A block of data
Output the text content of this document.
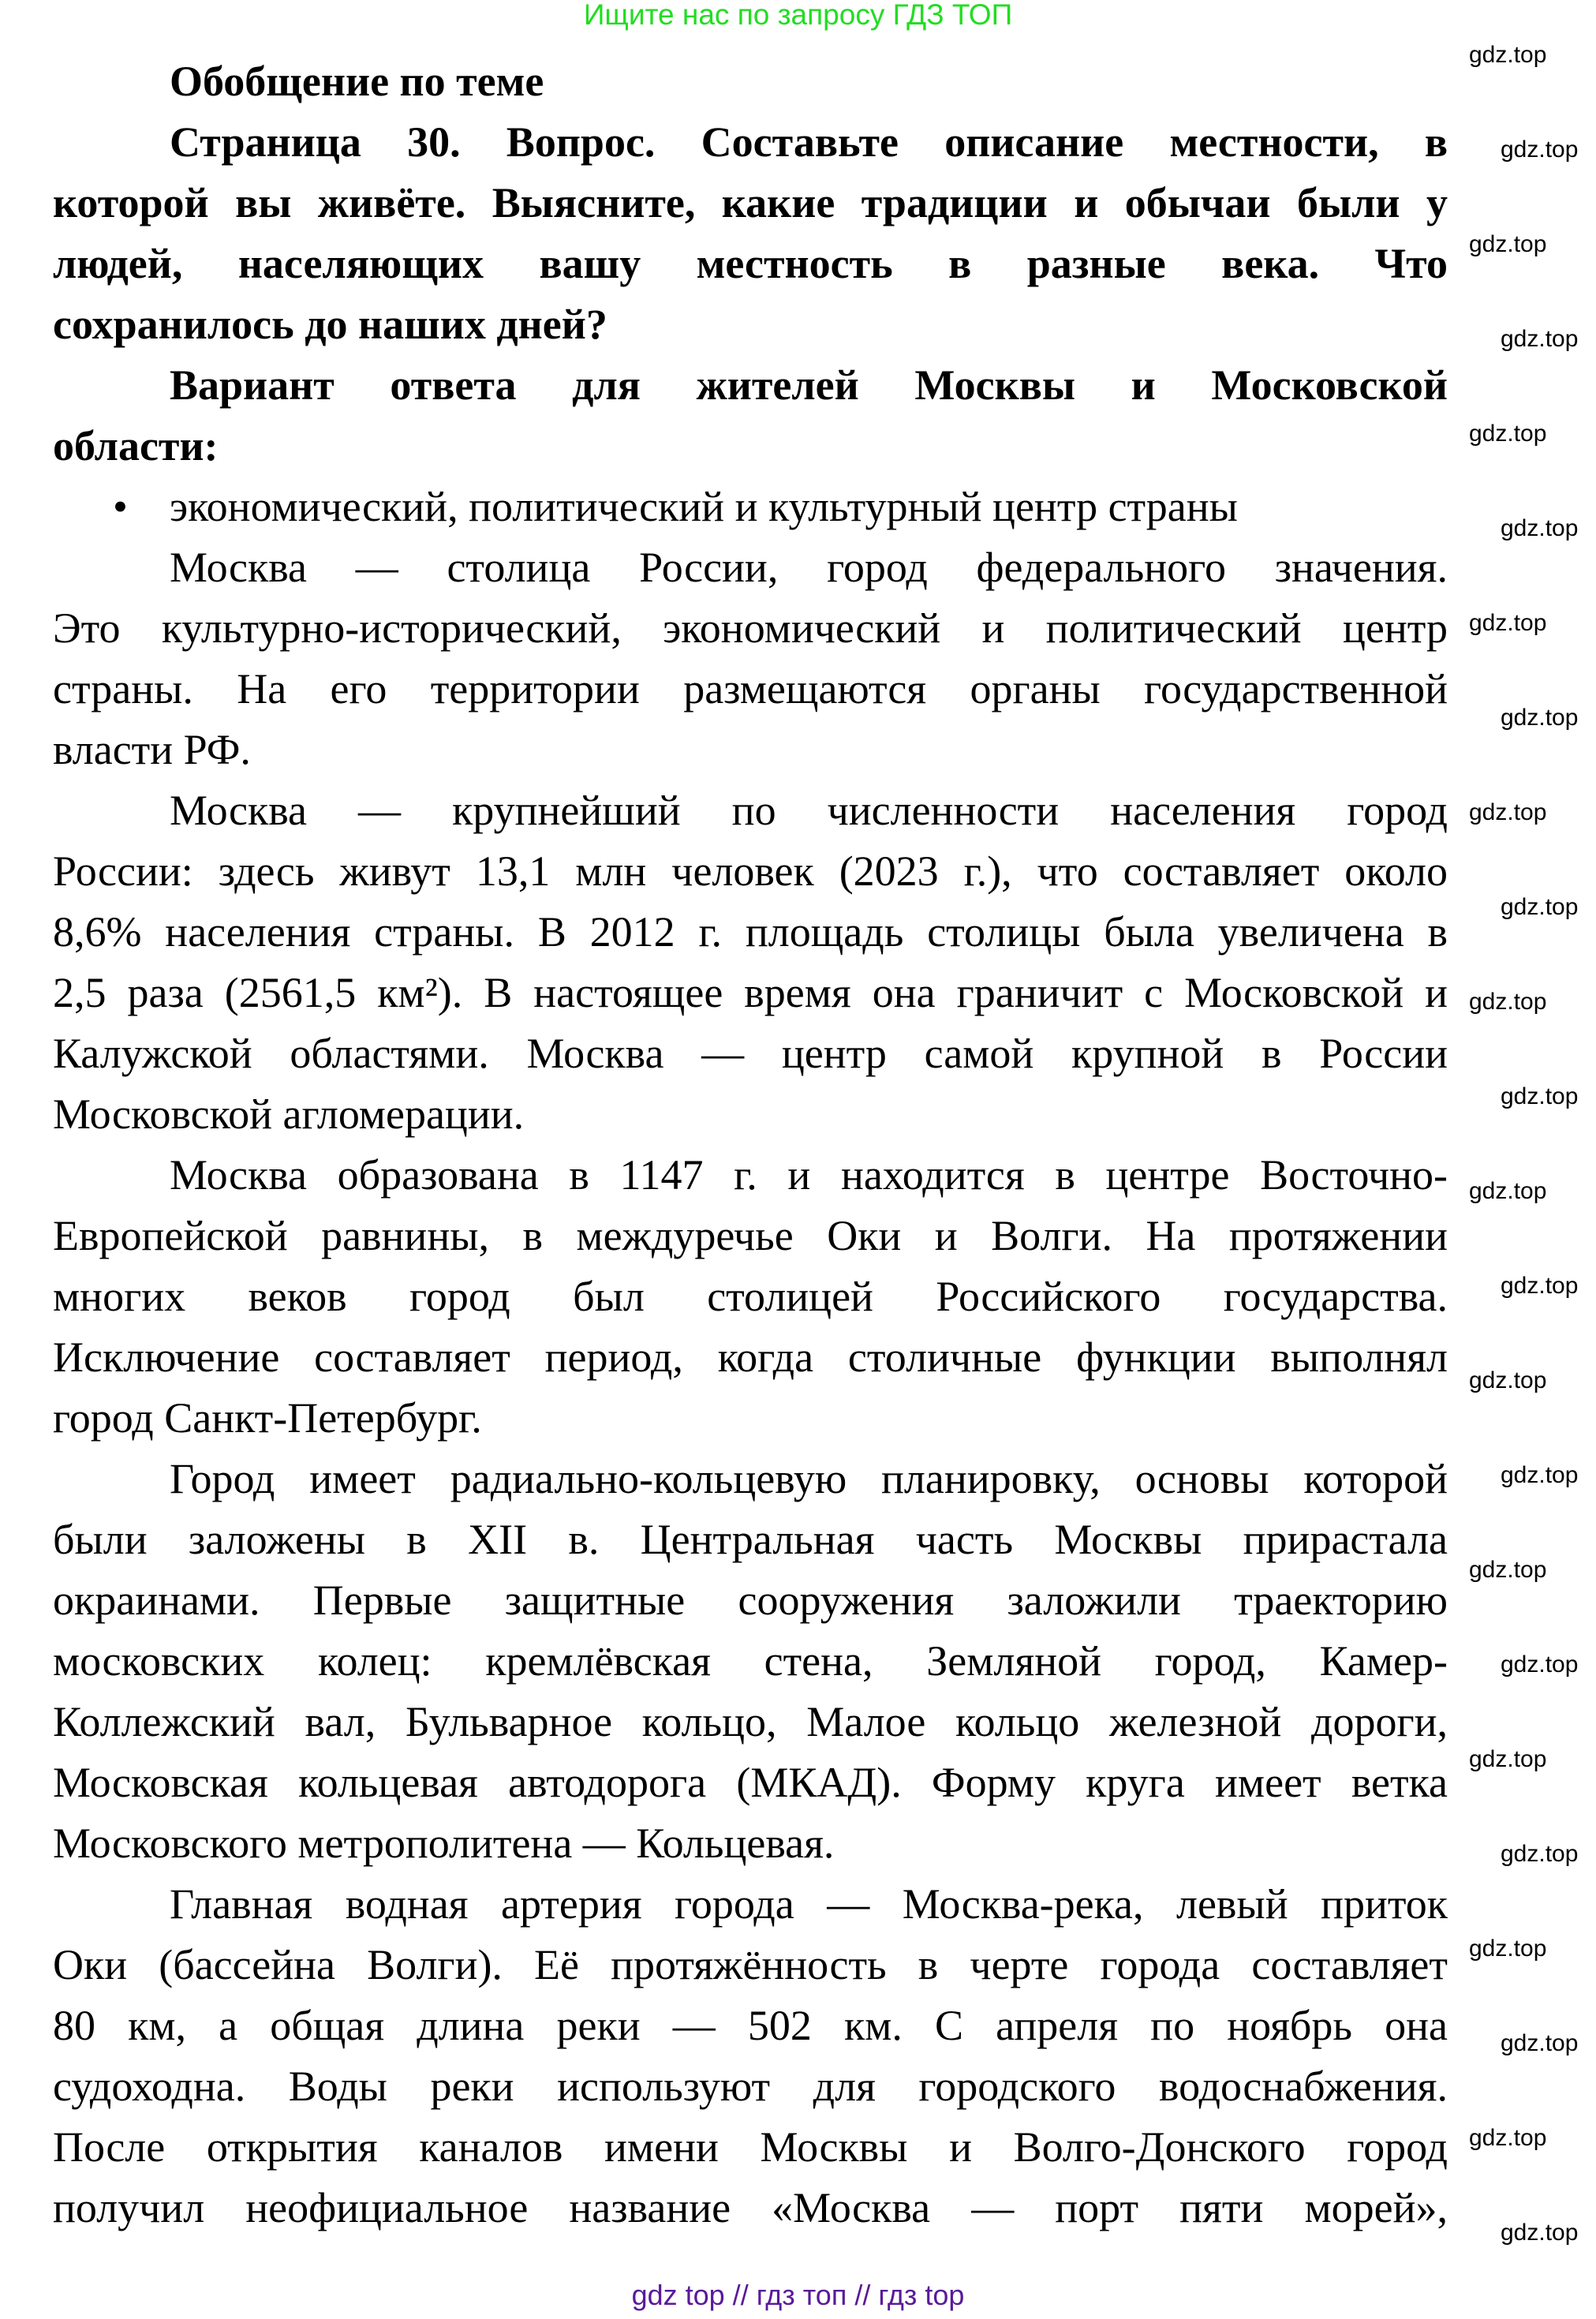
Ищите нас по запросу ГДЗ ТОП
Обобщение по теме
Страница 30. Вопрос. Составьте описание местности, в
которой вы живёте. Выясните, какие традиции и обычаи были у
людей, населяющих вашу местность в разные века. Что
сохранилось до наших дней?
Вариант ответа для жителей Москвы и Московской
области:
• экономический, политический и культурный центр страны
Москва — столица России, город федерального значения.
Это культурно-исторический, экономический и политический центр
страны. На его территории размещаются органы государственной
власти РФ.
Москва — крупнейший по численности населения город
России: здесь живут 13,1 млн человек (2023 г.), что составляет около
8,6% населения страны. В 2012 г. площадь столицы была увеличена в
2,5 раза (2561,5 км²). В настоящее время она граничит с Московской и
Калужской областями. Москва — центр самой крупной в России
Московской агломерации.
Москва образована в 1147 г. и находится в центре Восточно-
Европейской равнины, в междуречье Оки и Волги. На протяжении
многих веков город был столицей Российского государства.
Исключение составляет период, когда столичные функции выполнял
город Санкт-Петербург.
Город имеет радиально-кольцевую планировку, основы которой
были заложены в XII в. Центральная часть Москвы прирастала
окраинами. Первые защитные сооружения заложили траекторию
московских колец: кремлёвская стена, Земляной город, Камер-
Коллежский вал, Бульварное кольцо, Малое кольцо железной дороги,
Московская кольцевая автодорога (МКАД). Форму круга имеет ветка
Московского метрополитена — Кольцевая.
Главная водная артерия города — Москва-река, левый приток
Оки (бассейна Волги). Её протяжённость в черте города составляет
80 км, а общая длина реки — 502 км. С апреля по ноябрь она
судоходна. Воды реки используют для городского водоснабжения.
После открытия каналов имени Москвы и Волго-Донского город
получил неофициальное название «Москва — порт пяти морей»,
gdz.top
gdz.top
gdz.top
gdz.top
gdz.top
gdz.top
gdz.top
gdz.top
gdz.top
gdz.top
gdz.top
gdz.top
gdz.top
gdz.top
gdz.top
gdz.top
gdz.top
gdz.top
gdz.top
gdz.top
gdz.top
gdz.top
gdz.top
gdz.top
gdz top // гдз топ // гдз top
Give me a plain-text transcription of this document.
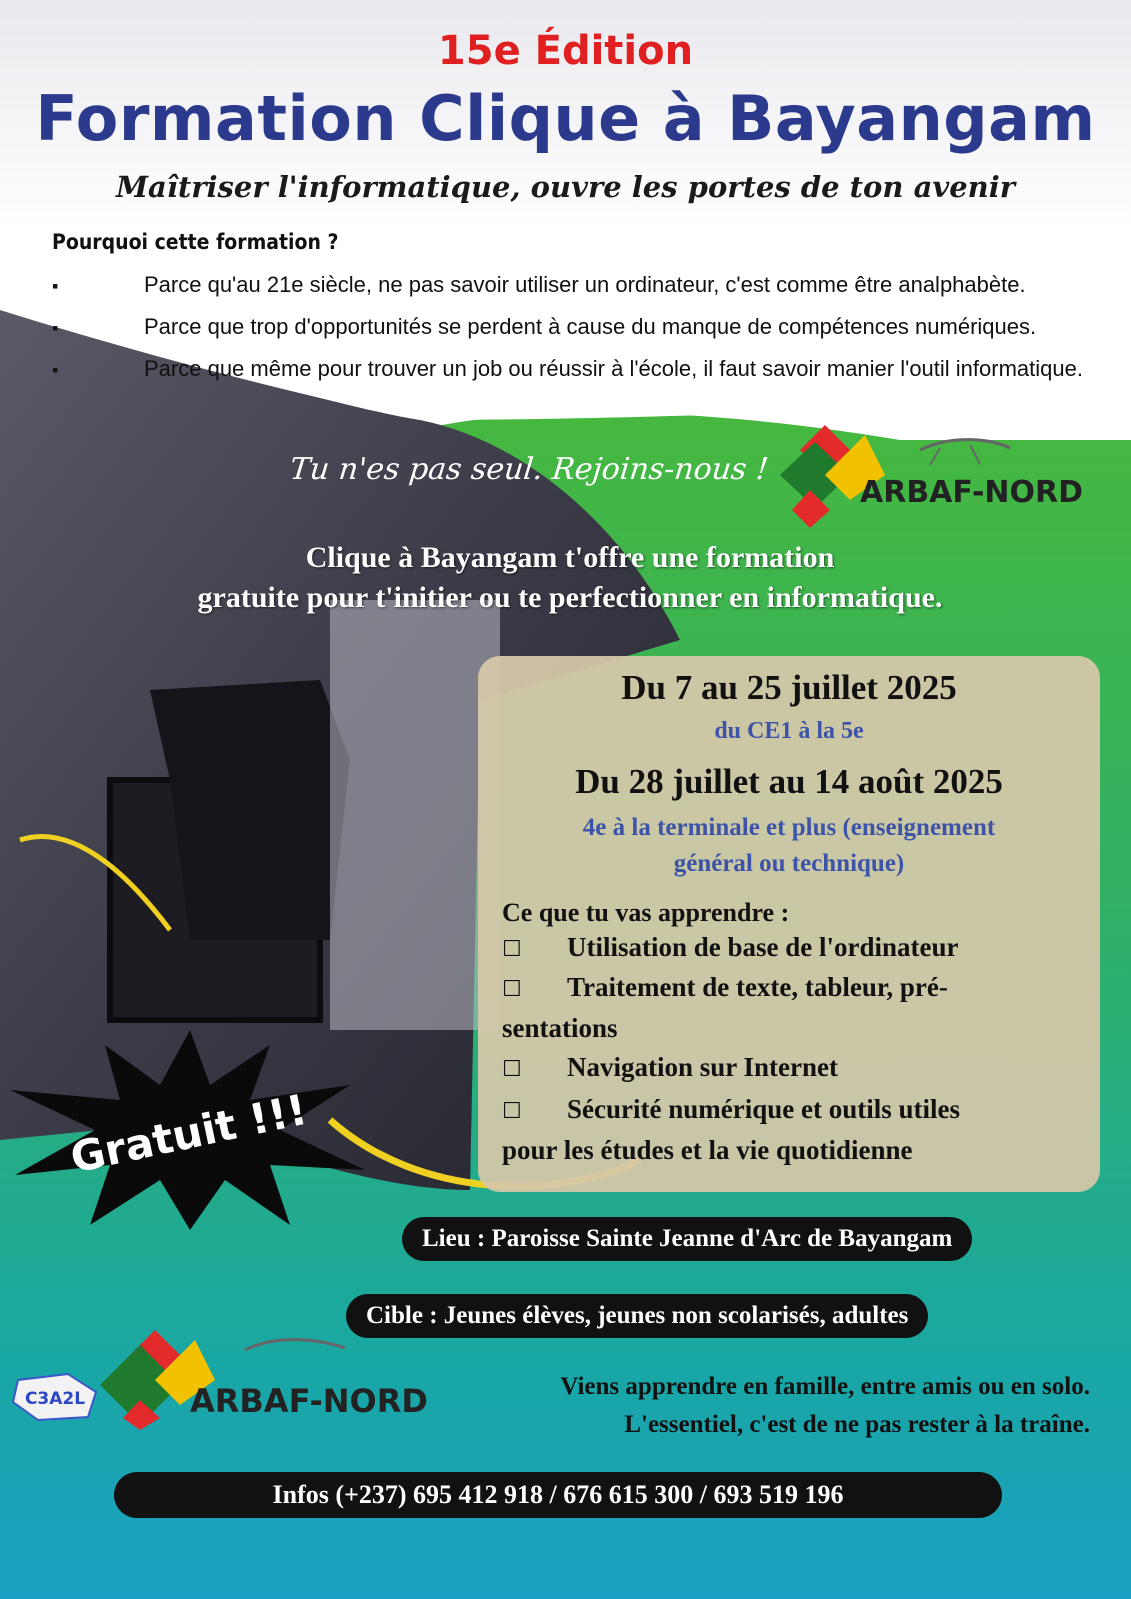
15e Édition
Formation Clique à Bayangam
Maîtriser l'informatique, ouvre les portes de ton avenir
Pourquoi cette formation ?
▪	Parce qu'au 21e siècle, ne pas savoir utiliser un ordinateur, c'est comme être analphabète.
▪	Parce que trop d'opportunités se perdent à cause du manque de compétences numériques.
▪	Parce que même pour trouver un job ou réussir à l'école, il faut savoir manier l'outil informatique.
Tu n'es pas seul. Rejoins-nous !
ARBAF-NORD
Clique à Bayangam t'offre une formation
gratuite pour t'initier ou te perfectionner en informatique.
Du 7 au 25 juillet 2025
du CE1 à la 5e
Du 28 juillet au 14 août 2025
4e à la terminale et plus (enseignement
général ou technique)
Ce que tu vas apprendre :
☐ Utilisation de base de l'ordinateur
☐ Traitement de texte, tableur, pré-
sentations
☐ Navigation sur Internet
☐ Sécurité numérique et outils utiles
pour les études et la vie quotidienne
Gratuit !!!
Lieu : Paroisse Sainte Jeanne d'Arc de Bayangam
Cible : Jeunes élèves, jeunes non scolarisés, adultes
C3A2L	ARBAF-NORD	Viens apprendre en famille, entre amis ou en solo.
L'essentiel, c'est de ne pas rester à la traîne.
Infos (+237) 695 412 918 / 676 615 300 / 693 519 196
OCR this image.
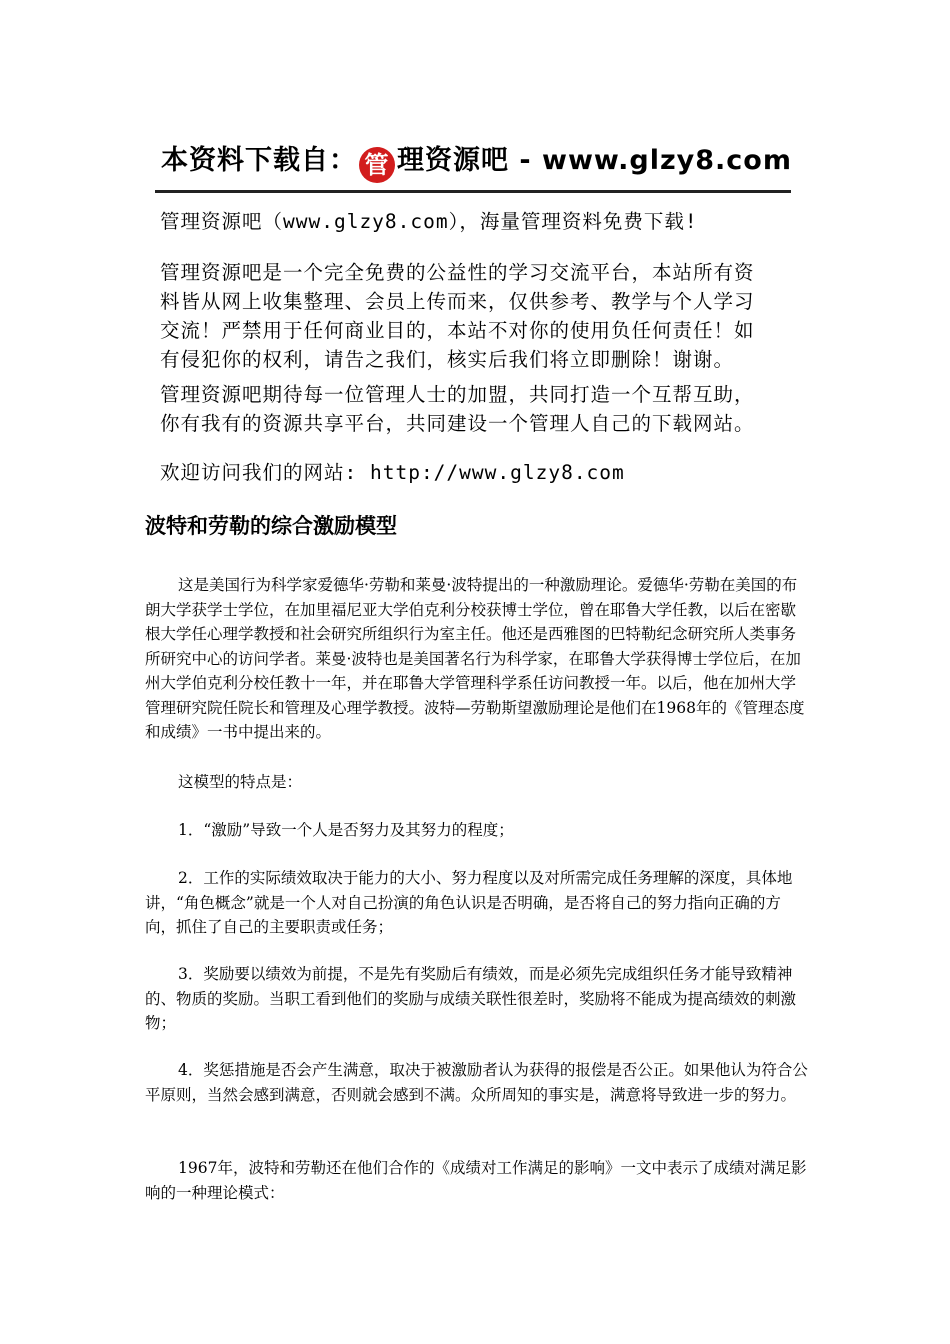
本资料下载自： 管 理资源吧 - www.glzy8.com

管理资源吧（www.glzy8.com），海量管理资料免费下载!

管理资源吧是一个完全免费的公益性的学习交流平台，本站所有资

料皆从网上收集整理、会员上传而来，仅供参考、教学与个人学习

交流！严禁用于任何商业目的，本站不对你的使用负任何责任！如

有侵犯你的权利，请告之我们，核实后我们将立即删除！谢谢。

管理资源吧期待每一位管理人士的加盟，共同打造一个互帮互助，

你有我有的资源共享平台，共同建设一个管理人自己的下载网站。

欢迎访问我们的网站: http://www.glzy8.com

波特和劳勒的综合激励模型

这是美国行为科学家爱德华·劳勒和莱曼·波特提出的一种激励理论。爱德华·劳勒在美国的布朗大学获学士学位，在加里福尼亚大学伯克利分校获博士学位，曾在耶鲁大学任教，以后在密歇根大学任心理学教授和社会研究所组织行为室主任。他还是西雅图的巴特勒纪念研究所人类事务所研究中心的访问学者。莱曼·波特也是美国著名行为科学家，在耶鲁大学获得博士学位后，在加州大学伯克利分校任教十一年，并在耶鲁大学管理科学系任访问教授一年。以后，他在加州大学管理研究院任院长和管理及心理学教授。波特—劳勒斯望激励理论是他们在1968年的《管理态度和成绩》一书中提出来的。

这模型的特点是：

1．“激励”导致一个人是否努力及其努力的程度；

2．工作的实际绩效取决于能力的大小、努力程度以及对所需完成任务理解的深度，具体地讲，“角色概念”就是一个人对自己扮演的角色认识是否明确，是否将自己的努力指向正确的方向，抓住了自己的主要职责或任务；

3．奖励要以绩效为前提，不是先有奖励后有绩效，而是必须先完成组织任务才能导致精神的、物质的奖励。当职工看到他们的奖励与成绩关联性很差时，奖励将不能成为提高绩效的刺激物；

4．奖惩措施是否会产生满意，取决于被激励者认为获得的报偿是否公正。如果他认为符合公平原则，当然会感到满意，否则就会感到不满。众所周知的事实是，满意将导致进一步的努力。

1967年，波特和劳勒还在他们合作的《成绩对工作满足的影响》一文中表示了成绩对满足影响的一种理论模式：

**INSTRUCTION:** Locate the word "имеет" in the entries, and copy every line where it is found.

**FULL SOLUTION:**
Город имеет радиально-кольцевую планировку, основы которой
Московская кольцевая автодорога (МКАД). Форму круга имеет ветка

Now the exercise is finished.